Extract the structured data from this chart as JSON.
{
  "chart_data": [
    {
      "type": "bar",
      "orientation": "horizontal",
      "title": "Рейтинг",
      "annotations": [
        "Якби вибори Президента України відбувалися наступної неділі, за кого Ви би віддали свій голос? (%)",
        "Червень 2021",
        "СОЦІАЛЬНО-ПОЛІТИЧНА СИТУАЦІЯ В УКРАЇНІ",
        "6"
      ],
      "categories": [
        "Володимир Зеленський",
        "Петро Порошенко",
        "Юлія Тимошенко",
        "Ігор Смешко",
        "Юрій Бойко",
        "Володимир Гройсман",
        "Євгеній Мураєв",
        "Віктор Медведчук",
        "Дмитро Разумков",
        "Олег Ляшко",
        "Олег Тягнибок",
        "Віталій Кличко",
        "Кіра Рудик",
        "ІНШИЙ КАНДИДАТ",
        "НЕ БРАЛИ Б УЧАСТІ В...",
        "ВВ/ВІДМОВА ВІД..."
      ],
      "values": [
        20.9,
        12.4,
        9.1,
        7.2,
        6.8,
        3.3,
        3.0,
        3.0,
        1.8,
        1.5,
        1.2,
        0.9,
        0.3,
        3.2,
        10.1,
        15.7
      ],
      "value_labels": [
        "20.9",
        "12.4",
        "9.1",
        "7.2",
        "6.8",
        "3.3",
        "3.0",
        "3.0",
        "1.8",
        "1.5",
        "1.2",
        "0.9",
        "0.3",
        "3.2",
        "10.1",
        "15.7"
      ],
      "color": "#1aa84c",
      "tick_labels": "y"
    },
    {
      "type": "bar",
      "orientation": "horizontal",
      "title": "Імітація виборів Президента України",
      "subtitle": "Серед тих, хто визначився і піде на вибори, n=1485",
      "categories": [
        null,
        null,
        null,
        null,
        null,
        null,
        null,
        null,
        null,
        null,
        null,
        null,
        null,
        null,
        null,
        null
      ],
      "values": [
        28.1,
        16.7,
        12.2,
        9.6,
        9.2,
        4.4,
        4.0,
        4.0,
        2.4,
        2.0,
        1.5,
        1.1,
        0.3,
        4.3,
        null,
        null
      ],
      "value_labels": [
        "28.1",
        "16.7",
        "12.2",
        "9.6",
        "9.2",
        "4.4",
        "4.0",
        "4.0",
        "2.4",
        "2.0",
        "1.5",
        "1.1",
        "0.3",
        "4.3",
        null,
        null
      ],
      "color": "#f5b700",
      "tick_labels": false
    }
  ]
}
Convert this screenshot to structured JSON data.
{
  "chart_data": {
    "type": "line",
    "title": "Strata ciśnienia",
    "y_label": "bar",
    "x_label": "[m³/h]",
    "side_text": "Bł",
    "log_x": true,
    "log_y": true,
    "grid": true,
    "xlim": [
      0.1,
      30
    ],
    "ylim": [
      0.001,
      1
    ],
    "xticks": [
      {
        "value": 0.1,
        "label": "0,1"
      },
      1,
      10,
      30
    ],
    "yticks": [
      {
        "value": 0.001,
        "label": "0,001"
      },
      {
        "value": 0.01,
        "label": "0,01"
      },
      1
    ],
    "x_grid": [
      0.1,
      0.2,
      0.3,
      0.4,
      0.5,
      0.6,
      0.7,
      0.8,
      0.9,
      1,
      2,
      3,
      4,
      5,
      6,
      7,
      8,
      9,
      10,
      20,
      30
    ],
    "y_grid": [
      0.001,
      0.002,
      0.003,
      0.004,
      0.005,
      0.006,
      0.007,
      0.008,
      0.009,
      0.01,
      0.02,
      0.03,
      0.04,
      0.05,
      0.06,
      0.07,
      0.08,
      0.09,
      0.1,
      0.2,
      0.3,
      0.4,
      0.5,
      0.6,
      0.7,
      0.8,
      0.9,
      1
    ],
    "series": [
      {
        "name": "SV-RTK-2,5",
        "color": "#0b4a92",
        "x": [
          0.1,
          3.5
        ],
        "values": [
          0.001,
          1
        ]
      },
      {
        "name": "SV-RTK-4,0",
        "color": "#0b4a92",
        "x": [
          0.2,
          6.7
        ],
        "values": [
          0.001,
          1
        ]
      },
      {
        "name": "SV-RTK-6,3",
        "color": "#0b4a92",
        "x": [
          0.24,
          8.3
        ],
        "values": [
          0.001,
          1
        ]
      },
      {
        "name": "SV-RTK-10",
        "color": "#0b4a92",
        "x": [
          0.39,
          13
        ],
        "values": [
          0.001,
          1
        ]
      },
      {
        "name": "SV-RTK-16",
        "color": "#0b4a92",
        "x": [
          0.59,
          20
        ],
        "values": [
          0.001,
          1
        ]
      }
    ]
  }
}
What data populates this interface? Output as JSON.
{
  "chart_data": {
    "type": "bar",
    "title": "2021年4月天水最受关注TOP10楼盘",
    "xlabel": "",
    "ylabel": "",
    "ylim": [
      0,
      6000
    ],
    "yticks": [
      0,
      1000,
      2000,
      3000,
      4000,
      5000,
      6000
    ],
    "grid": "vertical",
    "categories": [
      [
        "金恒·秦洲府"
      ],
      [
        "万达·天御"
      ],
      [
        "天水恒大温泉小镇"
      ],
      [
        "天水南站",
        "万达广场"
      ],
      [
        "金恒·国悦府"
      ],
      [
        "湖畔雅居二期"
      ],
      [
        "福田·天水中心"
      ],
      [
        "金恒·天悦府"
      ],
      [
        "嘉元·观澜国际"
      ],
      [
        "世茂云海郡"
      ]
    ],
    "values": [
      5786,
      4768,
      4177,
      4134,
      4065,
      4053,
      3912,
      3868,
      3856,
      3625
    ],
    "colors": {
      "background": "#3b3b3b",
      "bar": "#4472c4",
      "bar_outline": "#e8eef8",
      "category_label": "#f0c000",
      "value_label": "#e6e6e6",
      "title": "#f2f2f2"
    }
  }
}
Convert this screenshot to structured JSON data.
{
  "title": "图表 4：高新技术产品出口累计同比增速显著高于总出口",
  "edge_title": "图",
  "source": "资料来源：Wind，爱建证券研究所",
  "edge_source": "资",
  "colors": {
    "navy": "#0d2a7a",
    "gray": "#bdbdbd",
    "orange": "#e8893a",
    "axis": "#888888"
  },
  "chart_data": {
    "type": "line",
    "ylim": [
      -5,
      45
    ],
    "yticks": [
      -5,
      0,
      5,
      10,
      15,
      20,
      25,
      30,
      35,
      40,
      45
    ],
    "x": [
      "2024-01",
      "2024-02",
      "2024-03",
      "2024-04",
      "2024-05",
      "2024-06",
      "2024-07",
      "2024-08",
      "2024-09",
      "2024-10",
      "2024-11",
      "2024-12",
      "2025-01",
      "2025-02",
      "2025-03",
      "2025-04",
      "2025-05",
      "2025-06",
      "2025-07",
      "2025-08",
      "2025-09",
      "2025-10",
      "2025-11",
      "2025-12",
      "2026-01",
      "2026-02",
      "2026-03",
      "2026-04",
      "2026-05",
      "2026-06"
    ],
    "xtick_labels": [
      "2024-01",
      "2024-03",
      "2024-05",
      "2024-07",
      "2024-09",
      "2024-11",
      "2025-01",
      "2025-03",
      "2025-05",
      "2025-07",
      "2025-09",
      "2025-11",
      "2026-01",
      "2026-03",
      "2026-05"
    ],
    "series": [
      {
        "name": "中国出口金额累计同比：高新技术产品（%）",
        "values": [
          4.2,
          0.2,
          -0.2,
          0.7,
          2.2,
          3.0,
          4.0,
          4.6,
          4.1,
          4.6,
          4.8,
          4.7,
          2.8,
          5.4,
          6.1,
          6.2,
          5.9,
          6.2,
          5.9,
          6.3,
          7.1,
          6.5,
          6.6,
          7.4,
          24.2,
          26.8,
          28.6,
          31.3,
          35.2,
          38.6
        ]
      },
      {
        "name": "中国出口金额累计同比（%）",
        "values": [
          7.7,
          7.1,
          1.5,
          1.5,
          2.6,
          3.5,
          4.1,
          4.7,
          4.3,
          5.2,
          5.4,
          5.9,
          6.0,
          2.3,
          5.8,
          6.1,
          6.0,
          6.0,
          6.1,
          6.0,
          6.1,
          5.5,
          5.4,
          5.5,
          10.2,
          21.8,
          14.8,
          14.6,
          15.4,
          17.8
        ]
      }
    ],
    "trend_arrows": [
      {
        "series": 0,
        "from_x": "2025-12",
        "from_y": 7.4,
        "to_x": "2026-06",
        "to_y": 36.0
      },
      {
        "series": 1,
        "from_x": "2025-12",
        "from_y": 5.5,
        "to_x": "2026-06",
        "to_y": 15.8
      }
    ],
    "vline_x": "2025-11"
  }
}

——————

_What to do:_
Pull out every line above that holds the word "中国出口金额累计同比".

_Full solution:_
        "name": "中国出口金额累计同比：高新技术产品（%）",
        "name": "中国出口金额累计同比（%）",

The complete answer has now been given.